Can the data below be echoed back word for word?

------ EXERCISE MATERIALS

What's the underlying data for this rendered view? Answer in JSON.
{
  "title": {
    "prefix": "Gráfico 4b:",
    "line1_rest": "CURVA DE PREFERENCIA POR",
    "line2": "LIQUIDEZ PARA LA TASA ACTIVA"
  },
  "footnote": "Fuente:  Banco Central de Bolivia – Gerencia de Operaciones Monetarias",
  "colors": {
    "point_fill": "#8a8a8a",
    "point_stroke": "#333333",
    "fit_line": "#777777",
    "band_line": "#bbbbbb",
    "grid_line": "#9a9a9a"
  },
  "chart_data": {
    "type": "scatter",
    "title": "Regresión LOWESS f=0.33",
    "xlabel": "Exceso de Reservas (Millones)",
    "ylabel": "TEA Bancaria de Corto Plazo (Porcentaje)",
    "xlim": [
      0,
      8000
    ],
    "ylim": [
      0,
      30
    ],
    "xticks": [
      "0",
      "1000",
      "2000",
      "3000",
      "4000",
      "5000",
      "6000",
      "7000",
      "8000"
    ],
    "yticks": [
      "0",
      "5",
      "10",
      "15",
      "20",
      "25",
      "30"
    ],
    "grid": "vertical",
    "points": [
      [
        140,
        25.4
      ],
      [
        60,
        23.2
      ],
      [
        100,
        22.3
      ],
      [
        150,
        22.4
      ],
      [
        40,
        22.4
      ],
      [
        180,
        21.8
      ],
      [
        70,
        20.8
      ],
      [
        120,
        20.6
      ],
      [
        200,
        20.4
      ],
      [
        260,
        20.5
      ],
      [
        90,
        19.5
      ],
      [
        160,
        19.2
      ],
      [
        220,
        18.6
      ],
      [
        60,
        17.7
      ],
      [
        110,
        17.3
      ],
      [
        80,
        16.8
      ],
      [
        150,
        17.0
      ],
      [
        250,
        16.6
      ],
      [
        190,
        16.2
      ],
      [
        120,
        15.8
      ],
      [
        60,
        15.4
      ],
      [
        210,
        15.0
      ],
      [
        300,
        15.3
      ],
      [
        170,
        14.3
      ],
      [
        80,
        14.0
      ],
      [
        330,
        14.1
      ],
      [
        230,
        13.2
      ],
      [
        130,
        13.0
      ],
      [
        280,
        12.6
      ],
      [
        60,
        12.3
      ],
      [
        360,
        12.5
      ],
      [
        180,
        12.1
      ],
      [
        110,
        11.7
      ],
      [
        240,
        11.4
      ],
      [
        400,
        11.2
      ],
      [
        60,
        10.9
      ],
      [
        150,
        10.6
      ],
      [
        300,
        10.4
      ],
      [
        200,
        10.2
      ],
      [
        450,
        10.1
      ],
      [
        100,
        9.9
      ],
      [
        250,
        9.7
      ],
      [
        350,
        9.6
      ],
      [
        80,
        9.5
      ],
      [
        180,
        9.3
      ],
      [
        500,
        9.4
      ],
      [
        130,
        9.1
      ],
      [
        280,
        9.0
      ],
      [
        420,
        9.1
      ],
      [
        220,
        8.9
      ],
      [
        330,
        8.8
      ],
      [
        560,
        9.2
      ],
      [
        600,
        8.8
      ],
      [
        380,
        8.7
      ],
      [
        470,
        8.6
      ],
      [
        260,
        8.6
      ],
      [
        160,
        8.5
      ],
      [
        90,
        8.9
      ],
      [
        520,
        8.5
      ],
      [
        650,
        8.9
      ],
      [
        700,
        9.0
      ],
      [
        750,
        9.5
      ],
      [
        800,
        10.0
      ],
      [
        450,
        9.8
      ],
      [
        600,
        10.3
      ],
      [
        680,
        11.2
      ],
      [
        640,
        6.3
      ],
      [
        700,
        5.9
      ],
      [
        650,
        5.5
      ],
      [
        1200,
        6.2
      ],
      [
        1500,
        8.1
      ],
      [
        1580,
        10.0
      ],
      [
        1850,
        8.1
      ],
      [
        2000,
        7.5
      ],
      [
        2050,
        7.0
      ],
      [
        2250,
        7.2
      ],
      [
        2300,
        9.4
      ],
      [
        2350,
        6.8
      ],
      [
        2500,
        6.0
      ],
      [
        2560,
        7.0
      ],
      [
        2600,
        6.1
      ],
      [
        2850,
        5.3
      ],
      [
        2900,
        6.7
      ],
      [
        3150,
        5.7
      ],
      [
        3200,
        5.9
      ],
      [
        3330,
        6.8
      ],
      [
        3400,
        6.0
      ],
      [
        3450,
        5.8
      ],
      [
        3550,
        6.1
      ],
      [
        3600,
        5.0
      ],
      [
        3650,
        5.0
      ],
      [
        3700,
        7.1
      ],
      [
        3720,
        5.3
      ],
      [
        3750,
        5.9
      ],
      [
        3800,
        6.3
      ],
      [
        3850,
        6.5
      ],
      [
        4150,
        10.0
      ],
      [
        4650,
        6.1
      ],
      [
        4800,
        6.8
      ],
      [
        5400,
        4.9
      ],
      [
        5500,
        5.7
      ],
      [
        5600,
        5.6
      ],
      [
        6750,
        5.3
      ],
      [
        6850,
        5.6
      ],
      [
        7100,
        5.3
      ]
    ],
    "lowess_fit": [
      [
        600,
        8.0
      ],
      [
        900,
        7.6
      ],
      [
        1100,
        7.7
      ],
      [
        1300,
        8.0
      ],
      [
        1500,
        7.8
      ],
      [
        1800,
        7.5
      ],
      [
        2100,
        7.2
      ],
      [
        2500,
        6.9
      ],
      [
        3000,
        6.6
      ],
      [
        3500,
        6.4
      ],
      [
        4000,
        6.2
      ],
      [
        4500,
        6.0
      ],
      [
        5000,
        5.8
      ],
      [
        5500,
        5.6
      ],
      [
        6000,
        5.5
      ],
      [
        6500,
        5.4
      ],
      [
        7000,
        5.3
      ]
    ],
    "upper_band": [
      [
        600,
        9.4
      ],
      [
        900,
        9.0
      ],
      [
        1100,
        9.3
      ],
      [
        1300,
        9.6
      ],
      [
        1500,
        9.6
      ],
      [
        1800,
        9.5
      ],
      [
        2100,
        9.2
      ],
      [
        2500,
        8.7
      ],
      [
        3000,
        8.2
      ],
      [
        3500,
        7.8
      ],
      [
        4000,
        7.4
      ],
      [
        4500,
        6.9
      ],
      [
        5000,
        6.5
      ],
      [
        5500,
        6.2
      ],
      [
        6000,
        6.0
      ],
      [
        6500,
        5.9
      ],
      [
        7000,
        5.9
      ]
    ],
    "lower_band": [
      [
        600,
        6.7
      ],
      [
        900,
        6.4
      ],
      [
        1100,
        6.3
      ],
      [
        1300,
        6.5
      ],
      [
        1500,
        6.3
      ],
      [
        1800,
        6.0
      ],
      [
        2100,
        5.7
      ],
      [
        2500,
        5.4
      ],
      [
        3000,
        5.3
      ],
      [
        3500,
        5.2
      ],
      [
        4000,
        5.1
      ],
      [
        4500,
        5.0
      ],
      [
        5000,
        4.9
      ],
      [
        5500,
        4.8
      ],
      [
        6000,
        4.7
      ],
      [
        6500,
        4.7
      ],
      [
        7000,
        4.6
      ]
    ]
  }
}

------------

> _EXERCISE RESULT_
What's the underlying data for this rendered view? Answer in JSON.
{
  "title": {
    "prefix": "Gráfico 4b:",
    "line1_rest": "CURVA DE PREFERENCIA POR",
    "line2": "LIQUIDEZ PARA LA TASA ACTIVA"
  },
  "footnote": "Fuente:  Banco Central de Bolivia – Gerencia de Operaciones Monetarias",
  "colors": {
    "point_fill": "#8a8a8a",
    "point_stroke": "#333333",
    "fit_line": "#777777",
    "band_line": "#bbbbbb",
    "grid_line": "#9a9a9a"
  },
  "chart_data": {
    "type": "scatter",
    "title": "Regresión LOWESS f=0.33",
    "xlabel": "Exceso de Reservas (Millones)",
    "ylabel": "TEA Bancaria de Corto Plazo (Porcentaje)",
    "xlim": [
      0,
      8000
    ],
    "ylim": [
      0,
      30
    ],
    "xticks": [
      "0",
      "1000",
      "2000",
      "3000",
      "4000",
      "5000",
      "6000",
      "7000",
      "8000"
    ],
    "yticks": [
      "0",
      "5",
      "10",
      "15",
      "20",
      "25",
      "30"
    ],
    "grid": "vertical",
    "points": [
      [
        140,
        25.4
      ],
      [
        60,
        23.2
      ],
      [
        100,
        22.3
      ],
      [
        150,
        22.4
      ],
      [
        40,
        22.4
      ],
      [
        180,
        21.8
      ],
      [
        70,
        20.8
      ],
      [
        120,
        20.6
      ],
      [
        200,
        20.4
      ],
      [
        260,
        20.5
      ],
      [
        90,
        19.5
      ],
      [
        160,
        19.2
      ],
      [
        220,
        18.6
      ],
      [
        60,
        17.7
      ],
      [
        110,
        17.3
      ],
      [
        80,
        16.8
      ],
      [
        150,
        17.0
      ],
      [
        250,
        16.6
      ],
      [
        190,
        16.2
      ],
      [
        120,
        15.8
      ],
      [
        60,
        15.4
      ],
      [
        210,
        15.0
      ],
      [
        300,
        15.3
      ],
      [
        170,
        14.3
      ],
      [
        80,
        14.0
      ],
      [
        330,
        14.1
      ],
      [
        230,
        13.2
      ],
      [
        130,
        13.0
      ],
      [
        280,
        12.6
      ],
      [
        60,
        12.3
      ],
      [
        360,
        12.5
      ],
      [
        180,
        12.1
      ],
      [
        110,
        11.7
      ],
      [
        240,
        11.4
      ],
      [
        400,
        11.2
      ],
      [
        60,
        10.9
      ],
      [
        150,
        10.6
      ],
      [
        300,
        10.4
      ],
      [
        200,
        10.2
      ],
      [
        450,
        10.1
      ],
      [
        100,
        9.9
      ],
      [
        250,
        9.7
      ],
      [
        350,
        9.6
      ],
      [
        80,
        9.5
      ],
      [
        180,
        9.3
      ],
      [
        500,
        9.4
      ],
      [
        130,
        9.1
      ],
      [
        280,
        9.0
      ],
      [
        420,
        9.1
      ],
      [
        220,
        8.9
      ],
      [
        330,
        8.8
      ],
      [
        560,
        9.2
      ],
      [
        600,
        8.8
      ],
      [
        380,
        8.7
      ],
      [
        470,
        8.6
      ],
      [
        260,
        8.6
      ],
      [
        160,
        8.5
      ],
      [
        90,
        8.9
      ],
      [
        520,
        8.5
      ],
      [
        650,
        8.9
      ],
      [
        700,
        9.0
      ],
      [
        750,
        9.5
      ],
      [
        800,
        10.0
      ],
      [
        450,
        9.8
      ],
      [
        600,
        10.3
      ],
      [
        680,
        11.2
      ],
      [
        640,
        6.3
      ],
      [
        700,
        5.9
      ],
      [
        650,
        5.5
      ],
      [
        1200,
        6.2
      ],
      [
        1500,
        8.1
      ],
      [
        1580,
        10.0
      ],
      [
        1850,
        8.1
      ],
      [
        2000,
        7.5
      ],
      [
        2050,
        7.0
      ],
      [
        2250,
        7.2
      ],
      [
        2300,
        9.4
      ],
      [
        2350,
        6.8
      ],
      [
        2500,
        6.0
      ],
      [
        2560,
        7.0
      ],
      [
        2600,
        6.1
      ],
      [
        2850,
        5.3
      ],
      [
        2900,
        6.7
      ],
      [
        3150,
        5.7
      ],
      [
        3200,
        5.9
      ],
      [
        3330,
        6.8
      ],
      [
        3400,
        6.0
      ],
      [
        3450,
        5.8
      ],
      [
        3550,
        6.1
      ],
      [
        3600,
        5.0
      ],
      [
        3650,
        5.0
      ],
      [
        3700,
        7.1
      ],
      [
        3720,
        5.3
      ],
      [
        3750,
        5.9
      ],
      [
        3800,
        6.3
      ],
      [
        3850,
        6.5
      ],
      [
        4150,
        10.0
      ],
      [
        4650,
        6.1
      ],
      [
        4800,
        6.8
      ],
      [
        5400,
        4.9
      ],
      [
        5500,
        5.7
      ],
      [
        5600,
        5.6
      ],
      [
        6750,
        5.3
      ],
      [
        6850,
        5.6
      ],
      [
        7100,
        5.3
      ]
    ],
    "lowess_fit": [
      [
        600,
        8.0
      ],
      [
        900,
        7.6
      ],
      [
        1100,
        7.7
      ],
      [
        1300,
        8.0
      ],
      [
        1500,
        7.8
      ],
      [
        1800,
        7.5
      ],
      [
        2100,
        7.2
      ],
      [
        2500,
        6.9
      ],
      [
        3000,
        6.6
      ],
      [
        3500,
        6.4
      ],
      [
        4000,
        6.2
      ],
      [
        4500,
        6.0
      ],
      [
        5000,
        5.8
      ],
      [
        5500,
        5.6
      ],
      [
        6000,
        5.5
      ],
      [
        6500,
        5.4
      ],
      [
        7000,
        5.3
      ]
    ],
    "upper_band": [
      [
        600,
        9.4
      ],
      [
        900,
        9.0
      ],
      [
        1100,
        9.3
      ],
      [
        1300,
        9.6
      ],
      [
        1500,
        9.6
      ],
      [
        1800,
        9.5
      ],
      [
        2100,
        9.2
      ],
      [
        2500,
        8.7
      ],
      [
        3000,
        8.2
      ],
      [
        3500,
        7.8
      ],
      [
        4000,
        7.4
      ],
      [
        4500,
        6.9
      ],
      [
        5000,
        6.5
      ],
      [
        5500,
        6.2
      ],
      [
        6000,
        6.0
      ],
      [
        6500,
        5.9
      ],
      [
        7000,
        5.9
      ]
    ],
    "lower_band": [
      [
        600,
        6.7
      ],
      [
        900,
        6.4
      ],
      [
        1100,
        6.3
      ],
      [
        1300,
        6.5
      ],
      [
        1500,
        6.3
      ],
      [
        1800,
        6.0
      ],
      [
        2100,
        5.7
      ],
      [
        2500,
        5.4
      ],
      [
        3000,
        5.3
      ],
      [
        3500,
        5.2
      ],
      [
        4000,
        5.1
      ],
      [
        4500,
        5.0
      ],
      [
        5000,
        4.9
      ],
      [
        5500,
        4.8
      ],
      [
        6000,
        4.7
      ],
      [
        6500,
        4.7
      ],
      [
        7000,
        4.6
      ]
    ]
  }
}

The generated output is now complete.